INFORMATION SHOWN —

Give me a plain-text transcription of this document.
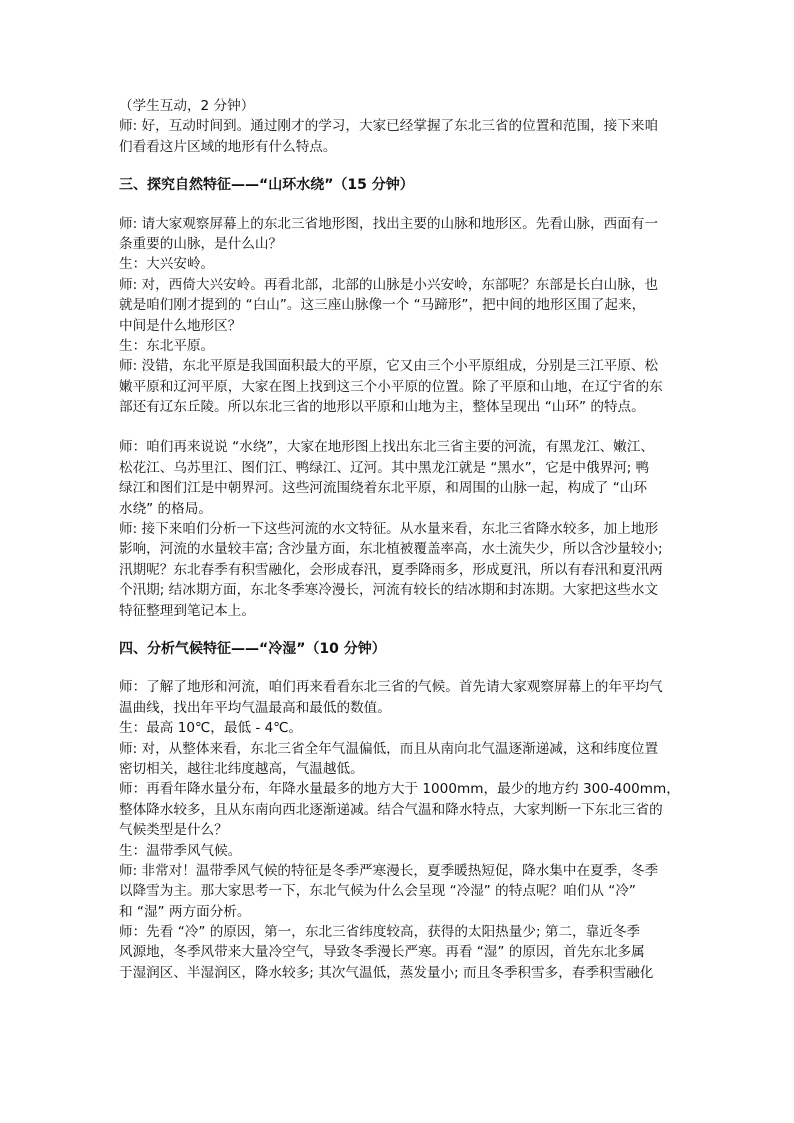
（学生互动，2 分钟）
师: 好，互动时间到。通过刚才的学习，大家已经掌握了东北三省的位置和范围，接下来咱
们看看这片区域的地形有什么特点。
三、探究自然特征——“山环水绕”（15 分钟）
师: 请大家观察屏幕上的东北三省地形图，找出主要的山脉和地形区。先看山脉，西面有一
条重要的山脉，是什么山？
生：大兴安岭。
师: 对，西倚大兴安岭。再看北部，北部的山脉是小兴安岭，东部呢？东部是长白山脉，也
就是咱们刚才提到的 “白山”。这三座山脉像一个 “马蹄形”，把中间的地形区围了起来，
中间是什么地形区？
生：东北平原。
师: 没错，东北平原是我国面积最大的平原，它又由三个小平原组成，分别是三江平原、松
嫩平原和辽河平原，大家在图上找到这三个小平原的位置。除了平原和山地，在辽宁省的东
部还有辽东丘陵。所以东北三省的地形以平原和山地为主，整体呈现出 “山环” 的特点。
师：咱们再来说说 “水绕”，大家在地形图上找出东北三省主要的河流，有黑龙江、嫩江、
松花江、乌苏里江、图们江、鸭绿江、辽河。其中黑龙江就是 “黑水”，它是中俄界河; 鸭
绿江和图们江是中朝界河。这些河流围绕着东北平原，和周围的山脉一起，构成了 “山环
水绕” 的格局。
师: 接下来咱们分析一下这些河流的水文特征。从水量来看，东北三省降水较多，加上地形
影响，河流的水量较丰富; 含沙量方面，东北植被覆盖率高，水土流失少，所以含沙量较小;
汛期呢？东北春季有积雪融化，会形成春汛，夏季降雨多，形成夏汛，所以有春汛和夏汛两
个汛期; 结冰期方面，东北冬季寒冷漫长，河流有较长的结冰期和封冻期。大家把这些水文
特征整理到笔记本上。
四、分析气候特征——“冷湿”（10 分钟）
师：了解了地形和河流，咱们再来看看东北三省的气候。首先请大家观察屏幕上的年平均气
温曲线，找出年平均气温最高和最低的数值。
生：最高 10℃，最低 - 4℃。
师: 对，从整体来看，东北三省全年气温偏低，而且从南向北气温逐渐递减，这和纬度位置
密切相关，越往北纬度越高，气温越低。
师：再看年降水量分布，年降水量最多的地方大于 1000mm，最少的地方约 300-400mm，
整体降水较多，且从东南向西北逐渐递减。结合气温和降水特点，大家判断一下东北三省的
气候类型是什么？
生：温带季风气候。
师: 非常对！温带季风气候的特征是冬季严寒漫长，夏季暖热短促，降水集中在夏季，冬季
以降雪为主。那大家思考一下，东北气候为什么会呈现 “冷湿” 的特点呢？咱们从 “冷”
和 “湿” 两方面分析。
师：先看 “冷” 的原因，第一，东北三省纬度较高，获得的太阳热量少; 第二，靠近冬季
风源地，冬季风带来大量冷空气，导致冬季漫长严寒。再看 “湿” 的原因，首先东北多属
于湿润区、半湿润区，降水较多; 其次气温低，蒸发量小; 而且冬季积雪多，春季积雪融化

YOUR INSTRUCTIONS — Without the pictures, reproduce every line of the records above exactly.

FINISHED EXERCISE —
Give me a plain-text transcription of this document.
（学生互动，2 分钟）
师: 好，互动时间到。通过刚才的学习，大家已经掌握了东北三省的位置和范围，接下来咱
们看看这片区域的地形有什么特点。
三、探究自然特征——“山环水绕”（15 分钟）
师: 请大家观察屏幕上的东北三省地形图，找出主要的山脉和地形区。先看山脉，西面有一
条重要的山脉，是什么山？
生：大兴安岭。
师: 对，西倚大兴安岭。再看北部，北部的山脉是小兴安岭，东部呢？东部是长白山脉，也
就是咱们刚才提到的 “白山”。这三座山脉像一个 “马蹄形”，把中间的地形区围了起来，
中间是什么地形区？
生：东北平原。
师: 没错，东北平原是我国面积最大的平原，它又由三个小平原组成，分别是三江平原、松
嫩平原和辽河平原，大家在图上找到这三个小平原的位置。除了平原和山地，在辽宁省的东
部还有辽东丘陵。所以东北三省的地形以平原和山地为主，整体呈现出 “山环” 的特点。
师：咱们再来说说 “水绕”，大家在地形图上找出东北三省主要的河流，有黑龙江、嫩江、
松花江、乌苏里江、图们江、鸭绿江、辽河。其中黑龙江就是 “黑水”，它是中俄界河; 鸭
绿江和图们江是中朝界河。这些河流围绕着东北平原，和周围的山脉一起，构成了 “山环
水绕” 的格局。
师: 接下来咱们分析一下这些河流的水文特征。从水量来看，东北三省降水较多，加上地形
影响，河流的水量较丰富; 含沙量方面，东北植被覆盖率高，水土流失少，所以含沙量较小;
汛期呢？东北春季有积雪融化，会形成春汛，夏季降雨多，形成夏汛，所以有春汛和夏汛两
个汛期; 结冰期方面，东北冬季寒冷漫长，河流有较长的结冰期和封冻期。大家把这些水文
特征整理到笔记本上。
四、分析气候特征——“冷湿”（10 分钟）
师：了解了地形和河流，咱们再来看看东北三省的气候。首先请大家观察屏幕上的年平均气
温曲线，找出年平均气温最高和最低的数值。
生：最高 10℃，最低 - 4℃。
师: 对，从整体来看，东北三省全年气温偏低，而且从南向北气温逐渐递减，这和纬度位置
密切相关，越往北纬度越高，气温越低。
师：再看年降水量分布，年降水量最多的地方大于 1000mm，最少的地方约 300-400mm，
整体降水较多，且从东南向西北逐渐递减。结合气温和降水特点，大家判断一下东北三省的
气候类型是什么？
生：温带季风气候。
师: 非常对！温带季风气候的特征是冬季严寒漫长，夏季暖热短促，降水集中在夏季，冬季
以降雪为主。那大家思考一下，东北气候为什么会呈现 “冷湿” 的特点呢？咱们从 “冷”
和 “湿” 两方面分析。
师：先看 “冷” 的原因，第一，东北三省纬度较高，获得的太阳热量少; 第二，靠近冬季
风源地，冬季风带来大量冷空气，导致冬季漫长严寒。再看 “湿” 的原因，首先东北多属
于湿润区、半湿润区，降水较多; 其次气温低，蒸发量小; 而且冬季积雪多，春季积雪融化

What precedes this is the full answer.